Supplied data
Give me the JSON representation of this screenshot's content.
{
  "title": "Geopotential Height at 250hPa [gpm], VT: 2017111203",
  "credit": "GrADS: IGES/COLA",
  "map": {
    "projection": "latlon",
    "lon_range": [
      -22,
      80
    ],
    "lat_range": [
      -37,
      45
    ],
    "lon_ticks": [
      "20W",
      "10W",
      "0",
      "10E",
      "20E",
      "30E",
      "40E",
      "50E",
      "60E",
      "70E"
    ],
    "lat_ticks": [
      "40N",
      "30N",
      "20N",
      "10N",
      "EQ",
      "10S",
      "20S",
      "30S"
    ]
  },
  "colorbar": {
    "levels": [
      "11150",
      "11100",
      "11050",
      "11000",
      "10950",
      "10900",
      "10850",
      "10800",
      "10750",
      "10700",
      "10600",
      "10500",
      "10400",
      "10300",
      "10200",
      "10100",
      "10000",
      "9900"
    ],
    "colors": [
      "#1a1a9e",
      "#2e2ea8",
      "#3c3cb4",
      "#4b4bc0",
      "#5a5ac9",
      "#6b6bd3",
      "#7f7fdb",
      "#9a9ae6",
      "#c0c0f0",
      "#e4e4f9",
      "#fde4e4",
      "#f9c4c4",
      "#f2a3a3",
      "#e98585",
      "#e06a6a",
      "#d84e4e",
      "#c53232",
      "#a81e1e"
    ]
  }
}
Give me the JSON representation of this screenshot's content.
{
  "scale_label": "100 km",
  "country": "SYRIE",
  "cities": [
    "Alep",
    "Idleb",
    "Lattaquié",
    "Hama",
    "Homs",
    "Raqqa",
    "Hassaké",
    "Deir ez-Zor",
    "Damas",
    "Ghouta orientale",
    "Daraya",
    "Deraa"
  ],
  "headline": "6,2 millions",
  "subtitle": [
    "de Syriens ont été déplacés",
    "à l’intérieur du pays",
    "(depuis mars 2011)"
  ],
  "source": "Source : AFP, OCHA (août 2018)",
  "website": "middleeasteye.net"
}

Your goal
Make an exact copy of every entry.

Result of the task
Give me the JSON representation of this screenshot's content.
{
  "title": "Geopotential Height at 250hPa [gpm], VT: 2017111203",
  "credit": "GrADS: IGES/COLA",
  "map": {
    "projection": "latlon",
    "lon_range": [
      -22,
      80
    ],
    "lat_range": [
      -37,
      45
    ],
    "lon_ticks": [
      "20W",
      "10W",
      "0",
      "10E",
      "20E",
      "30E",
      "40E",
      "50E",
      "60E",
      "70E"
    ],
    "lat_ticks": [
      "40N",
      "30N",
      "20N",
      "10N",
      "EQ",
      "10S",
      "20S",
      "30S"
    ]
  },
  "colorbar": {
    "levels": [
      "11150",
      "11100",
      "11050",
      "11000",
      "10950",
      "10900",
      "10850",
      "10800",
      "10750",
      "10700",
      "10600",
      "10500",
      "10400",
      "10300",
      "10200",
      "10100",
      "10000",
      "9900"
    ],
    "colors": [
      "#1a1a9e",
      "#2e2ea8",
      "#3c3cb4",
      "#4b4bc0",
      "#5a5ac9",
      "#6b6bd3",
      "#7f7fdb",
      "#9a9ae6",
      "#c0c0f0",
      "#e4e4f9",
      "#fde4e4",
      "#f9c4c4",
      "#f2a3a3",
      "#e98585",
      "#e06a6a",
      "#d84e4e",
      "#c53232",
      "#a81e1e"
    ]
  }
}
Give me the JSON representation of this screenshot's content.
{
  "scale_label": "100 km",
  "country": "SYRIE",
  "cities": [
    "Alep",
    "Idleb",
    "Lattaquié",
    "Hama",
    "Homs",
    "Raqqa",
    "Hassaké",
    "Deir ez-Zor",
    "Damas",
    "Ghouta orientale",
    "Daraya",
    "Deraa"
  ],
  "headline": "6,2 millions",
  "subtitle": [
    "de Syriens ont été déplacés",
    "à l’intérieur du pays",
    "(depuis mars 2011)"
  ],
  "source": "Source : AFP, OCHA (août 2018)",
  "website": "middleeasteye.net"
}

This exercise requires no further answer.